# [PROBLEMS TO WORK ON]
a) Answer these questions about the Yonnie Starr profile:
(i) Where was Starr born?
(ii) In what year did he enter the Canadian Horse Racing Hall of Fame?
(iii) In which years did he win the Queen's Plate?
b) What does the Yonnie Starr profile say, in two sentences?
c) Carry on the Yonnie Starr profile from its last sentence.

# [READING TEXT]
Yonnie Starr

Personal information
- Born: August 11, 1905 Kiev, Russian Empire (now Ukraine)
- Died: March 1990 (aged 84)
- Occupation: Trainer

Horse racing career
- Sport: Horse racing

Major racing wins
- Plate Trial Stakes (1955, 1958, 1959, 1961, 1966 1969, 1973, 1982 (2)) Summer Stakes (1955, 1958, 1974) Nettie Handicap (1957, 1958) Princess Elizabeth Stakes (1957, 1969, 1972, 1977) Selene Stakes (1957, 1959, 1964, 1970, 1976, 1978) Clarendon Stakes (1958, 1961, 1964, 1970, 1974) Coronation Futurity (1958, 1960, 1974, 1978) King Edward Handicap (1958, 1969) My Dear Stakes (1958, 1963, 1968, 1972) Whimsical Stakes (1958, 1959, 1960, 1981) Canadian Oaks (1959, 1966, 1978) Star Shoot Stakes (1959, 1961, 1967, 1978) Cup and Saucer Stakes (1960, 1969, 1974) Queenston Stakes (1960 (2), 1968, 1971) Toronto Cup Stakes (1970, 1979) Gardenia Stakes (1972) Adirondack Stakes (1977) Bull Page Stakes (1978) Canadian Stakes (1980, 1981) Canadian Classic Race wins: Queen's Plate (1955, 1958, 1967, 1975) Prince of Wales Stakes (1955, 1968, 1975) Breeders' Stakes (1955, 1958, 1969)

Honours
- Canadian Horse Racing Hall of Fame (1979)

Significant horses
- Ace Marine, Caledon Beau, Fanfreluche, Jammed Lovely, La Prevoyante, La Voyageuse, L'Alezane, L'Enjoleur, Medaille d'Or

= Yonnie Starr =

Canadian Hall of Fame racehorse trainer

Joseph "Yonnie" Starr (August 11, 1905 – March, 1990) was a Canadian Hall of Fame Thoroughbred racehorse trainer about whom the Canadian Horse Racing Hall of Fame says has a "record unmatched in Canadian racing history."

[Page segmentation data]
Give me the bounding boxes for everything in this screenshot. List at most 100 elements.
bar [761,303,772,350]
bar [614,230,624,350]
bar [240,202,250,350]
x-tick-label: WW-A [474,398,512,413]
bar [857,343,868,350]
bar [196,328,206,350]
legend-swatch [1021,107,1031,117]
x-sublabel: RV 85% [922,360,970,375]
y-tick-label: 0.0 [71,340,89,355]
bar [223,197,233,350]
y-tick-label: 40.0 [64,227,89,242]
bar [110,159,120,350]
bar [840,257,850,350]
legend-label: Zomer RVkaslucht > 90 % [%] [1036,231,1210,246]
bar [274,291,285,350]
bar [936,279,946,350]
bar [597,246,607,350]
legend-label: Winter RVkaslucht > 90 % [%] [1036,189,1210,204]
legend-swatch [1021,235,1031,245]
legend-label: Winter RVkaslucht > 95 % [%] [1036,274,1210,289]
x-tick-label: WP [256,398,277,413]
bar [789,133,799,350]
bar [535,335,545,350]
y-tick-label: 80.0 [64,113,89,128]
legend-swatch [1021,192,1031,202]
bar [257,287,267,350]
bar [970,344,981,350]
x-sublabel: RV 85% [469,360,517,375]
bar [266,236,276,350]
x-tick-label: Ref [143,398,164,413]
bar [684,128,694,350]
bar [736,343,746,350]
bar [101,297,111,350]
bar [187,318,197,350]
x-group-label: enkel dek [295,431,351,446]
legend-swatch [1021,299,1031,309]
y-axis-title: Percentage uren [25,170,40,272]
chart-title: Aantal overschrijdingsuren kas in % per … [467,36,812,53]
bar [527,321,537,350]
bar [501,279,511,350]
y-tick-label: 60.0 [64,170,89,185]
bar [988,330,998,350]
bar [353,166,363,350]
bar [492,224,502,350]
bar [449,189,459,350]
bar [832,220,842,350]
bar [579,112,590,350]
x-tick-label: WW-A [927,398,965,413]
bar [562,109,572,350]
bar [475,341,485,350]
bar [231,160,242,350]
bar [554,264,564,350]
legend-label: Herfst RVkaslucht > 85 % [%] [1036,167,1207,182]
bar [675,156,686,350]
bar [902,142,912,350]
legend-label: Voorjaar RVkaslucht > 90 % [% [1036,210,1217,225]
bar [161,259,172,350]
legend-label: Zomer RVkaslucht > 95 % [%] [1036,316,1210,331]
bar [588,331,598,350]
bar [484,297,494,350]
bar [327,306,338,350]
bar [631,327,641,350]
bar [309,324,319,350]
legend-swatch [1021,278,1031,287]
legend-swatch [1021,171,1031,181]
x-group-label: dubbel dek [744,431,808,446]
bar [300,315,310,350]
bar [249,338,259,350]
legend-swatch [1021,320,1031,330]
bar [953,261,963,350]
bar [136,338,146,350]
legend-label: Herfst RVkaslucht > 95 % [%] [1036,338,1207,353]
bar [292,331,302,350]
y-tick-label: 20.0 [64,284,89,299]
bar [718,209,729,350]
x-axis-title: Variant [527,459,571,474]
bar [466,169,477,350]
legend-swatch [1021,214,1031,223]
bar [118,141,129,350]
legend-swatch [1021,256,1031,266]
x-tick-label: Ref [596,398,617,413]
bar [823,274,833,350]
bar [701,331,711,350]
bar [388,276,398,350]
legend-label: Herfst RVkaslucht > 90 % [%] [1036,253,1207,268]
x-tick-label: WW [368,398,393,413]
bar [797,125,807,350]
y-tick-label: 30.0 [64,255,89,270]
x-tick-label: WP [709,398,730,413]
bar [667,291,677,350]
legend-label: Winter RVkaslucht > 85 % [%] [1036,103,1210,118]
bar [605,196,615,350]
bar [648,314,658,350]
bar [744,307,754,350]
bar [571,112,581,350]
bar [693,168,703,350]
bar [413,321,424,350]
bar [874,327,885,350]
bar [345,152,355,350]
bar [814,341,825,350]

# [EXPECTED RESULTS]
a)
(i) Kiev, Russian Empire (now Ukraine)
(ii) 1979
(iii) 1955, 1958, 1967 and 1975

b) Joseph "Yonnie" Starr (1905–1990), born in Kiev, was a Canadian Thoroughbred racehorse trainer whose record the Canadian Horse Racing Hall of Fame calls "unmatched in Canadian racing history." He entered that Hall of Fame in 1979, and his wins include the Queen's Plate in 1955, 1958, 1967 and 1975.

c)
Starr began his career in Thoroughbred racing as a jockey's agent, representing prominent jockeys such as Frank Mann, Pat Remillard, Red Pollard, and George Seabo. At the same time, in an unofficial capacity Starr became involved in the conditioning of horses. As an unlicensed trainer his first win in 1936 was not formally recognized as were the wins of other horses he trained between then and 1952 when he applied for his license.

Yonnie Starr earned his first Canadian Horse of the Year honors in 1955 with Ace Marine, a colt whose wins included the three races that four years later were officially designated as the Canadian Triple Crown series. In all, Starr won ten official Triple Crown Classics including four Queen's Plates. His horses earned ten Sovereign Awards and won a record seven Canadian Horse of the Year titles: Ace Marine (1955), Wonder Where (1959), Fanfreluche (1970), La Prevoyante (1972), L'Enjoleur (1974, 1975), L'Alezane (1977). Seven of the horses he trained were inducted in the Canadian Horse Racing Hall of Fame with one of them also elected to the U.S. United States Racing Hall of Fame.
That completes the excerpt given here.